# TO DO
Copy each line of the entries that contains the word "main".

# DATASET CONTENT

----

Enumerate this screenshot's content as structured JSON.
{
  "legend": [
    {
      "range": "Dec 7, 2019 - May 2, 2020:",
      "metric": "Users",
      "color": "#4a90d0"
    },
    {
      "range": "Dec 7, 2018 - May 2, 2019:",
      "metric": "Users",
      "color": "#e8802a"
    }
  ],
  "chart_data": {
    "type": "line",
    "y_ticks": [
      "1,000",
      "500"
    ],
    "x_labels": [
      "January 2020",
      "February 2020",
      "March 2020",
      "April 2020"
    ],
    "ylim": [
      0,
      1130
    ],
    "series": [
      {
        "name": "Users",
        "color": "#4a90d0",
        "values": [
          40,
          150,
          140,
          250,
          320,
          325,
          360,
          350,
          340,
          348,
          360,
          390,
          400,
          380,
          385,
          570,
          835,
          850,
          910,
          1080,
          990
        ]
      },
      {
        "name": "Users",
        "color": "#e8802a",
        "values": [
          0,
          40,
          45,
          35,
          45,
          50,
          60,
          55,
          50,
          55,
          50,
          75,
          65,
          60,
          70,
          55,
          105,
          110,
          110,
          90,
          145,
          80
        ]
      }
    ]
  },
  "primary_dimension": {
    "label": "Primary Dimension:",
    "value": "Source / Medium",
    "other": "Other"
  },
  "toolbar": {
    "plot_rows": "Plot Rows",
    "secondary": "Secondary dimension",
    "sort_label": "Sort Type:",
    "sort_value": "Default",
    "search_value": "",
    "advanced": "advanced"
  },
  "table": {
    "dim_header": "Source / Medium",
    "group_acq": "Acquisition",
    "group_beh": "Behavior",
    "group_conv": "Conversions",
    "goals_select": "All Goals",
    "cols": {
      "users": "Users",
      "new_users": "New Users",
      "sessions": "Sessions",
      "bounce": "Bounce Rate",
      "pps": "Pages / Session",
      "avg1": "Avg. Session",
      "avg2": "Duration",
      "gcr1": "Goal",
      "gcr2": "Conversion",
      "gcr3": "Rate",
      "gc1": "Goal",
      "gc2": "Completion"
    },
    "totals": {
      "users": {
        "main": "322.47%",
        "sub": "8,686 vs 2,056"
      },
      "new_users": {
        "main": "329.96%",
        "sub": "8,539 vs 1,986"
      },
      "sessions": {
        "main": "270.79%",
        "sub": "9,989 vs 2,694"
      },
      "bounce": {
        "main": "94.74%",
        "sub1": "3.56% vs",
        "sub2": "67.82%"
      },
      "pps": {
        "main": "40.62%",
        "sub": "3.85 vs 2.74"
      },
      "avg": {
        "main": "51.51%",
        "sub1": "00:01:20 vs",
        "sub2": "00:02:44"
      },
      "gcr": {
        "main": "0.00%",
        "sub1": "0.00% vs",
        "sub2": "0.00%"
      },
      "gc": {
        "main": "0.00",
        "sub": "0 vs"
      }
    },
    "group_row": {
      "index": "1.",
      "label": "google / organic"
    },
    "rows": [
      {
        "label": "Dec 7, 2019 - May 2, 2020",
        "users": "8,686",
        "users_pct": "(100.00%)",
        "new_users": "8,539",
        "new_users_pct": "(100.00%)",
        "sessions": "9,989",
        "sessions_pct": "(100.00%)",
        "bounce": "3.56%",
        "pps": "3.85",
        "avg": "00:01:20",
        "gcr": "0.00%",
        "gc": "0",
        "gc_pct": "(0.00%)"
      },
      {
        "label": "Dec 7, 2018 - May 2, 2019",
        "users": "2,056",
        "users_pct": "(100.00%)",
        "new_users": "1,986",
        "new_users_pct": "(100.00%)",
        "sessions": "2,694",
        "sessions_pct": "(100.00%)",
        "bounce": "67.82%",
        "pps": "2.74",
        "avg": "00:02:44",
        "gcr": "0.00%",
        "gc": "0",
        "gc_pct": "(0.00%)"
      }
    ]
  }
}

----

# TASK ANSWER
        "main": "322.47%",
        "main": "329.96%",
        "main": "270.79%",
        "main": "94.74%",
        "main": "40.62%",
        "main": "51.51%",
        "main": "0.00%",
        "main": "0.00",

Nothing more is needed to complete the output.